WORK TO COMPLETE
Copy out all lines where "Black" appears.

AVAILABLE DATA
▬▬▬
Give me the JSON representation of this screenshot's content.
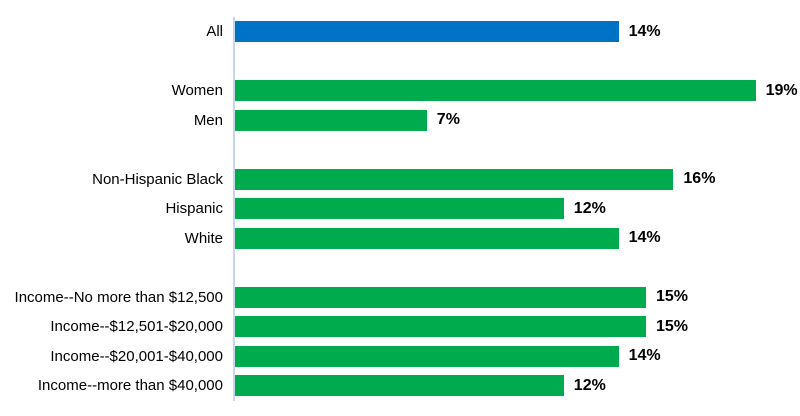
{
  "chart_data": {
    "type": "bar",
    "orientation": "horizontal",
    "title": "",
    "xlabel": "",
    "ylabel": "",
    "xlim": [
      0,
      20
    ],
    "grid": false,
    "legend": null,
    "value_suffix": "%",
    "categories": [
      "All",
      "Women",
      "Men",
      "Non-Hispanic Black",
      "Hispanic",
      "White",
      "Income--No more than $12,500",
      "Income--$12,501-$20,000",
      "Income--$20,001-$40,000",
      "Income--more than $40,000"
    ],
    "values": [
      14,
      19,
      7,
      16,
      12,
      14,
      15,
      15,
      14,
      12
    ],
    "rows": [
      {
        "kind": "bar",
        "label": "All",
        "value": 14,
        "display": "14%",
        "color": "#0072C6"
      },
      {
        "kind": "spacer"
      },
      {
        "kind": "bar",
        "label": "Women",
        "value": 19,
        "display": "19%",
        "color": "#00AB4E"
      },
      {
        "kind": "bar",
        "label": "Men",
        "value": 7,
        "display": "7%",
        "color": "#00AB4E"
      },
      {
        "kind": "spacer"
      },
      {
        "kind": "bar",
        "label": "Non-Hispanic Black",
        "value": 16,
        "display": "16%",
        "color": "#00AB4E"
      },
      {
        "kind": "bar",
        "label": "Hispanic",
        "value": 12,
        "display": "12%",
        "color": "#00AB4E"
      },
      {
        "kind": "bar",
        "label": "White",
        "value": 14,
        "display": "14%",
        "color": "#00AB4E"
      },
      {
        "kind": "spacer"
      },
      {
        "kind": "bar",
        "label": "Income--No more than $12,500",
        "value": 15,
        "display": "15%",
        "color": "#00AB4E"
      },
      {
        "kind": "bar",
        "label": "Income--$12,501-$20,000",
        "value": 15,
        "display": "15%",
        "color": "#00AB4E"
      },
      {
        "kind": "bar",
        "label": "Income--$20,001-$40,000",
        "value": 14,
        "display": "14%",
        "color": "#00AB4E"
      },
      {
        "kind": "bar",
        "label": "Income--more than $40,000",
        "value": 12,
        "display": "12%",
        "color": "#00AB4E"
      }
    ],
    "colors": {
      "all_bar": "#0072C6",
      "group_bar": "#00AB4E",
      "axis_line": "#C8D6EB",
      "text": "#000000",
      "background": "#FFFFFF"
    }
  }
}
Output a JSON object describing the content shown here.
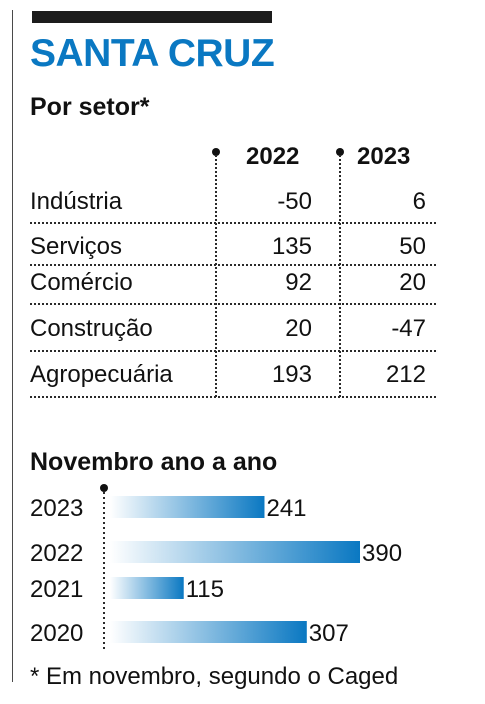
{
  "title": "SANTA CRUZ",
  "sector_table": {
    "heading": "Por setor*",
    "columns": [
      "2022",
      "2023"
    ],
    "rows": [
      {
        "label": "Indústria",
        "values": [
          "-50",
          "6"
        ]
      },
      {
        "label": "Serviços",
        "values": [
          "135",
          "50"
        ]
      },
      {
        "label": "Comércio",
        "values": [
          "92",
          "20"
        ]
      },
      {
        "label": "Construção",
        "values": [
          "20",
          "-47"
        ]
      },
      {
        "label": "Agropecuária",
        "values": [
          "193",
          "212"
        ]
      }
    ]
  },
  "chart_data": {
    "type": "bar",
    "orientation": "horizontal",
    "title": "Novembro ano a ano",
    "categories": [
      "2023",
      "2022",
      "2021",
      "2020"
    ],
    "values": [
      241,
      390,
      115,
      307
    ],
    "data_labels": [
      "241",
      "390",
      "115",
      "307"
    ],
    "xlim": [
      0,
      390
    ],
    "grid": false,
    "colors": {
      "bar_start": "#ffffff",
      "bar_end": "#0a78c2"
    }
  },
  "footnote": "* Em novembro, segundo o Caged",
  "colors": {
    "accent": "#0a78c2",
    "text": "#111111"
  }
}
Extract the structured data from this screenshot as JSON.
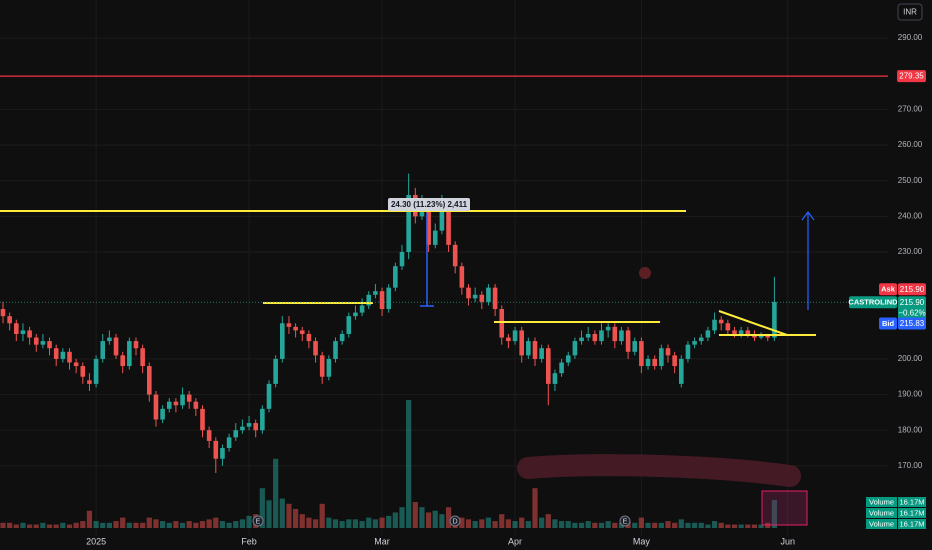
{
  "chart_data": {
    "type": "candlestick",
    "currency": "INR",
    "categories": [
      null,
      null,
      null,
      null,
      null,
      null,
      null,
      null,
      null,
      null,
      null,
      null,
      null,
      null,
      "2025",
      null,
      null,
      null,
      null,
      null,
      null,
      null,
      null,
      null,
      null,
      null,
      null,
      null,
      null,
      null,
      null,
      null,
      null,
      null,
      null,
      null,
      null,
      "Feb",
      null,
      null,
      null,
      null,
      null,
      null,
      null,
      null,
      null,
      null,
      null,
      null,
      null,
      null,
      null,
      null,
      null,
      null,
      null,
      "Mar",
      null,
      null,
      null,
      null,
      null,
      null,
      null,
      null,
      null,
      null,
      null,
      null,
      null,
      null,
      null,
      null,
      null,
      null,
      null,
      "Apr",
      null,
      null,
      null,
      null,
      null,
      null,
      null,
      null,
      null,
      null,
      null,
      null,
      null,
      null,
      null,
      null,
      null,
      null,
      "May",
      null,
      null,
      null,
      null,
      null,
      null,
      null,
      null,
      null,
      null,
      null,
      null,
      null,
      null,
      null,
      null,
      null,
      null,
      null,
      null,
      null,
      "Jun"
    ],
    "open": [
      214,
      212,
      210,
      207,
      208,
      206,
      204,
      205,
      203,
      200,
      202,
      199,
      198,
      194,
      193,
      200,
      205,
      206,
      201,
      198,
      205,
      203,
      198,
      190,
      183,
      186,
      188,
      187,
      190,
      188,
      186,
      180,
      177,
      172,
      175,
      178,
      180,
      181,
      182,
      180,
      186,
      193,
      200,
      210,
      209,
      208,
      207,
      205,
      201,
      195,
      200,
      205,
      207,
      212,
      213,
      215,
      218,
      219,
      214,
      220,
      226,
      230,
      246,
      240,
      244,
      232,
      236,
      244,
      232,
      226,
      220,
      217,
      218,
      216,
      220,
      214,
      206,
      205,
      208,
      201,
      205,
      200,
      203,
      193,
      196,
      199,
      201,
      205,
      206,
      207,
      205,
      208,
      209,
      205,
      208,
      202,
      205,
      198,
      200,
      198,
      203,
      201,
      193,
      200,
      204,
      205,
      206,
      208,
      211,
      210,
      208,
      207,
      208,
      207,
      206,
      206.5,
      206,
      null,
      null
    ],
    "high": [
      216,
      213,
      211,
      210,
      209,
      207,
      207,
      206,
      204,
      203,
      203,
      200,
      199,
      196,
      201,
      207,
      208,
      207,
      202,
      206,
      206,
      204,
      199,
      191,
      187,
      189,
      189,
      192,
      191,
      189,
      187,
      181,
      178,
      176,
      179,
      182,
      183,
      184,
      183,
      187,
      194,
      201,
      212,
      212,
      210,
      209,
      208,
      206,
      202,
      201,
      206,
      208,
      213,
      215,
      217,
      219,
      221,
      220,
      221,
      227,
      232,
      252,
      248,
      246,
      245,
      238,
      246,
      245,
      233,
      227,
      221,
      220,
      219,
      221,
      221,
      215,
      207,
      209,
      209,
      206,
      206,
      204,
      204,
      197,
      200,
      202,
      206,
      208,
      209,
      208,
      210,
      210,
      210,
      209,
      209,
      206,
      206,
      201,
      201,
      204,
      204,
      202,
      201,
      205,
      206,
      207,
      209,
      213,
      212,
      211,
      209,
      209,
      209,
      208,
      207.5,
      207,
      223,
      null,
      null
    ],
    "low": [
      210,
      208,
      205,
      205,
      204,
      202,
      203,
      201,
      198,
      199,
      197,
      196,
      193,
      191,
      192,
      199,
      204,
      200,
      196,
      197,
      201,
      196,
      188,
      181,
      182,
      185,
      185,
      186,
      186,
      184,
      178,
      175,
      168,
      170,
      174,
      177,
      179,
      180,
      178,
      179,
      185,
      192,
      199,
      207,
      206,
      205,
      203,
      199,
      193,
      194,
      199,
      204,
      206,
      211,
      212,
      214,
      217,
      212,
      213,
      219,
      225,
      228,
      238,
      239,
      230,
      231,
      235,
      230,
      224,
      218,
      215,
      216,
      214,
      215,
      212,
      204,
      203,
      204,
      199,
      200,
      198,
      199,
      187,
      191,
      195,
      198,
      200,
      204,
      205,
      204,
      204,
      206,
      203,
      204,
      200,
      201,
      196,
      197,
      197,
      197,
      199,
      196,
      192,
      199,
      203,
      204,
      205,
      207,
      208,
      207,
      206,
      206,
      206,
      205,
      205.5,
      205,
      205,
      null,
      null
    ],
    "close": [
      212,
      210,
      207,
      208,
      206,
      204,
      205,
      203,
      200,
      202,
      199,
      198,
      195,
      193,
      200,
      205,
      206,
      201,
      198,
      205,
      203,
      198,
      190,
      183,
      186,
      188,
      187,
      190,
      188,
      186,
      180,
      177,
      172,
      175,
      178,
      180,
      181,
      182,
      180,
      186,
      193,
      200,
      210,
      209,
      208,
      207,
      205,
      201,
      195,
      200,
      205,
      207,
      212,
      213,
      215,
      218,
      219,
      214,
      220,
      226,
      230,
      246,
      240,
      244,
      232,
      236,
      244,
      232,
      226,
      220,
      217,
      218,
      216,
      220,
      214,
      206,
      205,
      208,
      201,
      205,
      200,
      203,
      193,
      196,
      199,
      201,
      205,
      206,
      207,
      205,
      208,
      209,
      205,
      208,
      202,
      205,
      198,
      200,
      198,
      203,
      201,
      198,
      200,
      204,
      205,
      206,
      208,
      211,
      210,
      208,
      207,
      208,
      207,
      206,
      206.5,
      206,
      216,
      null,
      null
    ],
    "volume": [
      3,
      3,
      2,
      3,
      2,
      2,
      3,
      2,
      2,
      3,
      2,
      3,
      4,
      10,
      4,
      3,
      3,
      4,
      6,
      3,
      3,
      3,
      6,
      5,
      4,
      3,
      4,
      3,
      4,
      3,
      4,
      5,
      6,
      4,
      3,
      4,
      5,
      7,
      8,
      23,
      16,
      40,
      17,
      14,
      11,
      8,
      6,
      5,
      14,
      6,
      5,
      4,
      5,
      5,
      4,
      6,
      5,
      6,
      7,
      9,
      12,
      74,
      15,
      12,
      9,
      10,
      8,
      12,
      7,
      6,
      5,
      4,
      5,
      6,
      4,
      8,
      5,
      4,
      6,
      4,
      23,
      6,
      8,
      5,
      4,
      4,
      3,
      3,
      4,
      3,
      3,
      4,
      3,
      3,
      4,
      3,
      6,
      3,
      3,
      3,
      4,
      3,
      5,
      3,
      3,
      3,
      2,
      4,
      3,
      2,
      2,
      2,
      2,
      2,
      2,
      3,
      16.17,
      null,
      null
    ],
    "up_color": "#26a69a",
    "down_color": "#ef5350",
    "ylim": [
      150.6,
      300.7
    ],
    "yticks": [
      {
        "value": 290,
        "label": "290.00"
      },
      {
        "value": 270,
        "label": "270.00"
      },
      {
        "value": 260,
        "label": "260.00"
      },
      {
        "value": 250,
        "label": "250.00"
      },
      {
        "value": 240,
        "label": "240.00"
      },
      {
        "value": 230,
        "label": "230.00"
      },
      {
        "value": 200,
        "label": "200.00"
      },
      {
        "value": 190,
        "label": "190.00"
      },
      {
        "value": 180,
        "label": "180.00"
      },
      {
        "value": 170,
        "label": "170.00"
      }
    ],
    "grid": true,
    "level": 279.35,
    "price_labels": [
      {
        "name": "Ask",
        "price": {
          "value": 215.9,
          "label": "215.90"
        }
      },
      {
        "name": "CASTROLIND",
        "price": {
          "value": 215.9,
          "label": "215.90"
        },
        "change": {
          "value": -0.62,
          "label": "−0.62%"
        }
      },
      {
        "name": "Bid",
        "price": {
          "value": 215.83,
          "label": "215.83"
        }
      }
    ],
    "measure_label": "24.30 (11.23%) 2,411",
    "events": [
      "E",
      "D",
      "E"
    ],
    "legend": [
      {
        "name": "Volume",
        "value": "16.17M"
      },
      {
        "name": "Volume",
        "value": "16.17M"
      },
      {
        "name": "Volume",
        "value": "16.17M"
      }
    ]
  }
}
▬▬▬
OUTPUT FOR THIS TASK
      "Non-Hispanic Black",
        "label": "Non-Hispanic Black",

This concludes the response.